**** Data for this exercise ****
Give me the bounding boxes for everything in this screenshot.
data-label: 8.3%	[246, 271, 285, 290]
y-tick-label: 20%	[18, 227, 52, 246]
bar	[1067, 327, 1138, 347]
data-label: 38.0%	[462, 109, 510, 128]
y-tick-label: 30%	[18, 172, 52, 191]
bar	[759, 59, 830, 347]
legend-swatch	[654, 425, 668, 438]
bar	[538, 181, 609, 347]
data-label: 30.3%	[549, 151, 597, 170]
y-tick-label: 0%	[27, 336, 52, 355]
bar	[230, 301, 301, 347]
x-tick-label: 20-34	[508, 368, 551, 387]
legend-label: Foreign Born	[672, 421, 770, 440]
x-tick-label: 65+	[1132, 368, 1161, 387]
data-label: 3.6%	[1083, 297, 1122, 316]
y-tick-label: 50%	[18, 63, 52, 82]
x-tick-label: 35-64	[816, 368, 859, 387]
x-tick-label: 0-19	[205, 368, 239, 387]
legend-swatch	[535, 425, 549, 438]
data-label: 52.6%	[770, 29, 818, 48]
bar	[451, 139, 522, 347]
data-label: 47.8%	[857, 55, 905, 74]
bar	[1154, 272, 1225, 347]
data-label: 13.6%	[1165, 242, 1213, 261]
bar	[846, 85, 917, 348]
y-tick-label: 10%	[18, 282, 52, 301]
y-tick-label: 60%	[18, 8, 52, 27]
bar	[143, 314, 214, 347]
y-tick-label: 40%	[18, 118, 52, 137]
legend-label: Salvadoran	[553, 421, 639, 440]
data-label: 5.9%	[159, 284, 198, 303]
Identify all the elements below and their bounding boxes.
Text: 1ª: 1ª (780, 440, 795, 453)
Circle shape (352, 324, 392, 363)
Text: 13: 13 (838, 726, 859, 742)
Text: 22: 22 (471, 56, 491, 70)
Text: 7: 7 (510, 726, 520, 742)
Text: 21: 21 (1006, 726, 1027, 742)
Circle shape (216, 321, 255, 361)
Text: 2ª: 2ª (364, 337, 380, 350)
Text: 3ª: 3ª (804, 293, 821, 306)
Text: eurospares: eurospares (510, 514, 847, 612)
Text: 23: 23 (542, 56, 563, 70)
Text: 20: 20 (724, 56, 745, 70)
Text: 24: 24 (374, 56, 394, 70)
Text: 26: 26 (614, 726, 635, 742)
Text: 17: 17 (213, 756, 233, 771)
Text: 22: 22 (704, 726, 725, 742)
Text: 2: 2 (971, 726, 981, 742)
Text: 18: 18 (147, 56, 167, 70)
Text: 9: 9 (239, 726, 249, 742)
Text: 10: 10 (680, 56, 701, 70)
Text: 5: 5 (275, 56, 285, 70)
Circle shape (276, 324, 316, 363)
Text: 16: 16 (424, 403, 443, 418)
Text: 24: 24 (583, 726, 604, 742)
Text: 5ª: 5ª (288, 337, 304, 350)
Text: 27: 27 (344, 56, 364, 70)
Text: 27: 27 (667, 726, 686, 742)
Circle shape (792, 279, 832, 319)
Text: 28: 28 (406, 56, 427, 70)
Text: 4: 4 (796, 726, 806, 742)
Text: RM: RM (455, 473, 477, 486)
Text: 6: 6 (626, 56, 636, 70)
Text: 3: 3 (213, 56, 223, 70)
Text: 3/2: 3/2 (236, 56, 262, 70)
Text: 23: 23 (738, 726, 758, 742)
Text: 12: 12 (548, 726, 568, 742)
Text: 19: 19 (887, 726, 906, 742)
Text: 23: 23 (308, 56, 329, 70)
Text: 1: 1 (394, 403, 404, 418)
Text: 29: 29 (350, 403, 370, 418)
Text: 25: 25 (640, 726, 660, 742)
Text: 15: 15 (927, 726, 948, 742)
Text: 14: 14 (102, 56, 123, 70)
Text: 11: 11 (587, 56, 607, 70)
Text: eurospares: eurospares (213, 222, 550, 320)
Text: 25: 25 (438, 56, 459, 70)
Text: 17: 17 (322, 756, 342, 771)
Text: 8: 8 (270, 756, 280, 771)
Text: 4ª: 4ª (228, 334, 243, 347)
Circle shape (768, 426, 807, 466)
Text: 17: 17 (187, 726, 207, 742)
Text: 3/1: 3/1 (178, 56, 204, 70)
****
Task to complete: Reproduce every line of both entries above with no changes.

Result of this exercise:
Give me the bounding boxes for everything in this screenshot.
data-label: 8.3%	[246, 271, 285, 290]
y-tick-label: 20%	[18, 227, 52, 246]
bar	[1067, 327, 1138, 347]
data-label: 38.0%	[462, 109, 510, 128]
y-tick-label: 30%	[18, 172, 52, 191]
bar	[759, 59, 830, 347]
legend-swatch	[654, 425, 668, 438]
bar	[538, 181, 609, 347]
data-label: 30.3%	[549, 151, 597, 170]
y-tick-label: 0%	[27, 336, 52, 355]
bar	[230, 301, 301, 347]
x-tick-label: 20-34	[508, 368, 551, 387]
legend-label: Foreign Born	[672, 421, 770, 440]
x-tick-label: 65+	[1132, 368, 1161, 387]
data-label: 3.6%	[1083, 297, 1122, 316]
y-tick-label: 50%	[18, 63, 52, 82]
x-tick-label: 35-64	[816, 368, 859, 387]
x-tick-label: 0-19	[205, 368, 239, 387]
legend-swatch	[535, 425, 549, 438]
data-label: 52.6%	[770, 29, 818, 48]
bar	[451, 139, 522, 347]
data-label: 47.8%	[857, 55, 905, 74]
bar	[1154, 272, 1225, 347]
data-label: 13.6%	[1165, 242, 1213, 261]
bar	[846, 85, 917, 348]
y-tick-label: 10%	[18, 282, 52, 301]
y-tick-label: 60%	[18, 8, 52, 27]
bar	[143, 314, 214, 347]
y-tick-label: 40%	[18, 118, 52, 137]
legend-label: Salvadoran	[553, 421, 639, 440]
data-label: 5.9%	[159, 284, 198, 303]
Identify all the elements below and their bounding boxes.
Text: 1ª: 1ª (780, 440, 795, 453)
Circle shape (352, 324, 392, 363)
Text: 13: 13 (838, 726, 859, 742)
Text: 22: 22 (471, 56, 491, 70)
Text: 7: 7 (510, 726, 520, 742)
Text: 21: 21 (1006, 726, 1027, 742)
Circle shape (216, 321, 255, 361)
Text: 2ª: 2ª (364, 337, 380, 350)
Text: 3ª: 3ª (804, 293, 821, 306)
Text: eurospares: eurospares (510, 514, 847, 612)
Text: 23: 23 (542, 56, 563, 70)
Text: 20: 20 (724, 56, 745, 70)
Text: 24: 24 (374, 56, 394, 70)
Text: 26: 26 (614, 726, 635, 742)
Text: 17: 17 (213, 756, 233, 771)
Text: 22: 22 (704, 726, 725, 742)
Text: 2: 2 (971, 726, 981, 742)
Text: 18: 18 (147, 56, 167, 70)
Text: 9: 9 (239, 726, 249, 742)
Text: 10: 10 (680, 56, 701, 70)
Text: 5: 5 (275, 56, 285, 70)
Circle shape (276, 324, 316, 363)
Text: 16: 16 (424, 403, 443, 418)
Text: 24: 24 (583, 726, 604, 742)
Text: 5ª: 5ª (288, 337, 304, 350)
Text: 27: 27 (344, 56, 364, 70)
Text: 27: 27 (667, 726, 686, 742)
Circle shape (792, 279, 832, 319)
Text: 28: 28 (406, 56, 427, 70)
Text: 4: 4 (796, 726, 806, 742)
Text: RM: RM (455, 473, 477, 486)
Text: 6: 6 (626, 56, 636, 70)
Text: 3: 3 (213, 56, 223, 70)
Text: 3/2: 3/2 (236, 56, 262, 70)
Text: 23: 23 (738, 726, 758, 742)
Text: 12: 12 (548, 726, 568, 742)
Text: 19: 19 (887, 726, 906, 742)
Text: 23: 23 (308, 56, 329, 70)
Text: 1: 1 (394, 403, 404, 418)
Text: 29: 29 (350, 403, 370, 418)
Text: 25: 25 (640, 726, 660, 742)
Text: 15: 15 (927, 726, 948, 742)
Text: 14: 14 (102, 56, 123, 70)
Text: 11: 11 (587, 56, 607, 70)
Text: eurospares: eurospares (213, 222, 550, 320)
Text: 25: 25 (438, 56, 459, 70)
Text: 17: 17 (322, 756, 342, 771)
Text: 8: 8 (270, 756, 280, 771)
Text: 4ª: 4ª (228, 334, 243, 347)
Circle shape (768, 426, 807, 466)
Text: 17: 17 (187, 726, 207, 742)
Text: 3/1: 3/1 (178, 56, 204, 70)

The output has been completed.